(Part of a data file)

_ _ _ _

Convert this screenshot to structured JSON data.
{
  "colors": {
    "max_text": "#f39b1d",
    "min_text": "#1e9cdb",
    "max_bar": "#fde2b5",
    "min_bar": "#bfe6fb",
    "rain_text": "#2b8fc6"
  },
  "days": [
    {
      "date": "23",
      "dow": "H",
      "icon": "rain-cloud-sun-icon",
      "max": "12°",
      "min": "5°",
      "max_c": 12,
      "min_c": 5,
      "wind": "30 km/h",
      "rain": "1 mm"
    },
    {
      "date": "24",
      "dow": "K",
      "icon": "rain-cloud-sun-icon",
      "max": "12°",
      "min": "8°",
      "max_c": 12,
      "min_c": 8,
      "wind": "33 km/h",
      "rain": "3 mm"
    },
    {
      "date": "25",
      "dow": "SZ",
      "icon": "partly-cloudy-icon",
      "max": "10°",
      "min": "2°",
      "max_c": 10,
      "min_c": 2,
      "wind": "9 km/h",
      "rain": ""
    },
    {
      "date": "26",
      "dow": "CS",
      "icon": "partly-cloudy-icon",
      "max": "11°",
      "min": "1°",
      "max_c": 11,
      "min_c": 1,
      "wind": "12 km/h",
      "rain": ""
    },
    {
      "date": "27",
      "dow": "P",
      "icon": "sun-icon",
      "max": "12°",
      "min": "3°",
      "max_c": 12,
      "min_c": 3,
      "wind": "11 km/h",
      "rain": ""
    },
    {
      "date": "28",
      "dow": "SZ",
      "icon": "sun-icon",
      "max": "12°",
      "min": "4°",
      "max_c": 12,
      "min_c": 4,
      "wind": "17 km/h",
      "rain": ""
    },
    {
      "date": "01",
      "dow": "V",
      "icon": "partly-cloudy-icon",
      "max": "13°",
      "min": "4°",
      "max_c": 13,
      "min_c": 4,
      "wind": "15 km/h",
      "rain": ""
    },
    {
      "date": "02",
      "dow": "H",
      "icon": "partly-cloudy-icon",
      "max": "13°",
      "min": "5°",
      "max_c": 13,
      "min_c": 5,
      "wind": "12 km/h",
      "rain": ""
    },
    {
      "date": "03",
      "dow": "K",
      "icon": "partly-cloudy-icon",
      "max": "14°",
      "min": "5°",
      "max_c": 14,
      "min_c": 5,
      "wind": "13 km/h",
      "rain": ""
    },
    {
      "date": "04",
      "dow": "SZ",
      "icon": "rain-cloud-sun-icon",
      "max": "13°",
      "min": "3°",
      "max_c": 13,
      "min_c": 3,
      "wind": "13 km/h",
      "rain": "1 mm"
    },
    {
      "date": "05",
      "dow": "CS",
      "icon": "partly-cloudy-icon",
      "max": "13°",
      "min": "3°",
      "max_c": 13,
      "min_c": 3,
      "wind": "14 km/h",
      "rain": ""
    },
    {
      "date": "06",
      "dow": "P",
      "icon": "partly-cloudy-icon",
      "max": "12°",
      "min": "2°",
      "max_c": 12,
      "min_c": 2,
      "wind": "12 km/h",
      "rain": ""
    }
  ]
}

_ _ _ _

» **What the task requires**
Write down all the entries again without a single difference.

» **Completed task**
Convert this screenshot to structured JSON data.
{
  "colors": {
    "max_text": "#f39b1d",
    "min_text": "#1e9cdb",
    "max_bar": "#fde2b5",
    "min_bar": "#bfe6fb",
    "rain_text": "#2b8fc6"
  },
  "days": [
    {
      "date": "23",
      "dow": "H",
      "icon": "rain-cloud-sun-icon",
      "max": "12°",
      "min": "5°",
      "max_c": 12,
      "min_c": 5,
      "wind": "30 km/h",
      "rain": "1 mm"
    },
    {
      "date": "24",
      "dow": "K",
      "icon": "rain-cloud-sun-icon",
      "max": "12°",
      "min": "8°",
      "max_c": 12,
      "min_c": 8,
      "wind": "33 km/h",
      "rain": "3 mm"
    },
    {
      "date": "25",
      "dow": "SZ",
      "icon": "partly-cloudy-icon",
      "max": "10°",
      "min": "2°",
      "max_c": 10,
      "min_c": 2,
      "wind": "9 km/h",
      "rain": ""
    },
    {
      "date": "26",
      "dow": "CS",
      "icon": "partly-cloudy-icon",
      "max": "11°",
      "min": "1°",
      "max_c": 11,
      "min_c": 1,
      "wind": "12 km/h",
      "rain": ""
    },
    {
      "date": "27",
      "dow": "P",
      "icon": "sun-icon",
      "max": "12°",
      "min": "3°",
      "max_c": 12,
      "min_c": 3,
      "wind": "11 km/h",
      "rain": ""
    },
    {
      "date": "28",
      "dow": "SZ",
      "icon": "sun-icon",
      "max": "12°",
      "min": "4°",
      "max_c": 12,
      "min_c": 4,
      "wind": "17 km/h",
      "rain": ""
    },
    {
      "date": "01",
      "dow": "V",
      "icon": "partly-cloudy-icon",
      "max": "13°",
      "min": "4°",
      "max_c": 13,
      "min_c": 4,
      "wind": "15 km/h",
      "rain": ""
    },
    {
      "date": "02",
      "dow": "H",
      "icon": "partly-cloudy-icon",
      "max": "13°",
      "min": "5°",
      "max_c": 13,
      "min_c": 5,
      "wind": "12 km/h",
      "rain": ""
    },
    {
      "date": "03",
      "dow": "K",
      "icon": "partly-cloudy-icon",
      "max": "14°",
      "min": "5°",
      "max_c": 14,
      "min_c": 5,
      "wind": "13 km/h",
      "rain": ""
    },
    {
      "date": "04",
      "dow": "SZ",
      "icon": "rain-cloud-sun-icon",
      "max": "13°",
      "min": "3°",
      "max_c": 13,
      "min_c": 3,
      "wind": "13 km/h",
      "rain": "1 mm"
    },
    {
      "date": "05",
      "dow": "CS",
      "icon": "partly-cloudy-icon",
      "max": "13°",
      "min": "3°",
      "max_c": 13,
      "min_c": 3,
      "wind": "14 km/h",
      "rain": ""
    },
    {
      "date": "06",
      "dow": "P",
      "icon": "partly-cloudy-icon",
      "max": "12°",
      "min": "2°",
      "max_c": 12,
      "min_c": 2,
      "wind": "12 km/h",
      "rain": ""
    }
  ]
}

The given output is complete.